DATA FOR THIS TASK
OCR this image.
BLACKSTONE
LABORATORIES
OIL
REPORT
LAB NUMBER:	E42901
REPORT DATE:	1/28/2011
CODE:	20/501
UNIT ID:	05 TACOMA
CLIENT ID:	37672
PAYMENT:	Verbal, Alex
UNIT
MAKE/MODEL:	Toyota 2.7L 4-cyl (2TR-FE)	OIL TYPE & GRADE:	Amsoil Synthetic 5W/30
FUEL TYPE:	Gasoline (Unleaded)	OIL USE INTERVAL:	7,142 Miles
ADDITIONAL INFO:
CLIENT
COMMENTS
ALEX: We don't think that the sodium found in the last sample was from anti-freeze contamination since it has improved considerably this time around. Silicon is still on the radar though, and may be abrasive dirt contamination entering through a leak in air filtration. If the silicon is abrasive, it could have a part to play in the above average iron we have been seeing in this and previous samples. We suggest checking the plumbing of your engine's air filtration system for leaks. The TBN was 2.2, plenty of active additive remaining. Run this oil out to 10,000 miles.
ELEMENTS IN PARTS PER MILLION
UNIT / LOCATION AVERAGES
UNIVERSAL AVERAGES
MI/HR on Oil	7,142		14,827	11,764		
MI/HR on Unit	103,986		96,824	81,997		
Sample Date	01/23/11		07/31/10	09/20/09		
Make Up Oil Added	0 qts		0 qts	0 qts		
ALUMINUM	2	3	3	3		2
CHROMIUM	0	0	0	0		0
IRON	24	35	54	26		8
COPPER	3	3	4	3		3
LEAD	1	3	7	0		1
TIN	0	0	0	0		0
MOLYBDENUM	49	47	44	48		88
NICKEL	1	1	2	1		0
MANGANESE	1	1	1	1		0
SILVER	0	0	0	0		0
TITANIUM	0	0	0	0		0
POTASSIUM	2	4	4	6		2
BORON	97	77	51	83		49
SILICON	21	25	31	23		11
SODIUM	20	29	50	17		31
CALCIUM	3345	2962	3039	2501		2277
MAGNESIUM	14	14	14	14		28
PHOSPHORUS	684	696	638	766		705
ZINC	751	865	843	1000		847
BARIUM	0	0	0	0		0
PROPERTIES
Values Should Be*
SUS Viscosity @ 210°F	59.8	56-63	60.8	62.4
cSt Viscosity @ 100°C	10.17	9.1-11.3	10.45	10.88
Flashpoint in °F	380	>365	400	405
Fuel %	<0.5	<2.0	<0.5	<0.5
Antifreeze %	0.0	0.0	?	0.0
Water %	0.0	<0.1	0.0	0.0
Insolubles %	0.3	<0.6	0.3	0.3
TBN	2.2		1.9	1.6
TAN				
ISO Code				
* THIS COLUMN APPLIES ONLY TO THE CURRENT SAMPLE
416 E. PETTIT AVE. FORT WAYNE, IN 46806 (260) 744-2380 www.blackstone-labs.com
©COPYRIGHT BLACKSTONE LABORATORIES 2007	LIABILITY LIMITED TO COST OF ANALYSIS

PROMPT
Working from the material above, state how many lines contain "LABORATORIES"; give only the number.

EXERCISE RESPONSE
2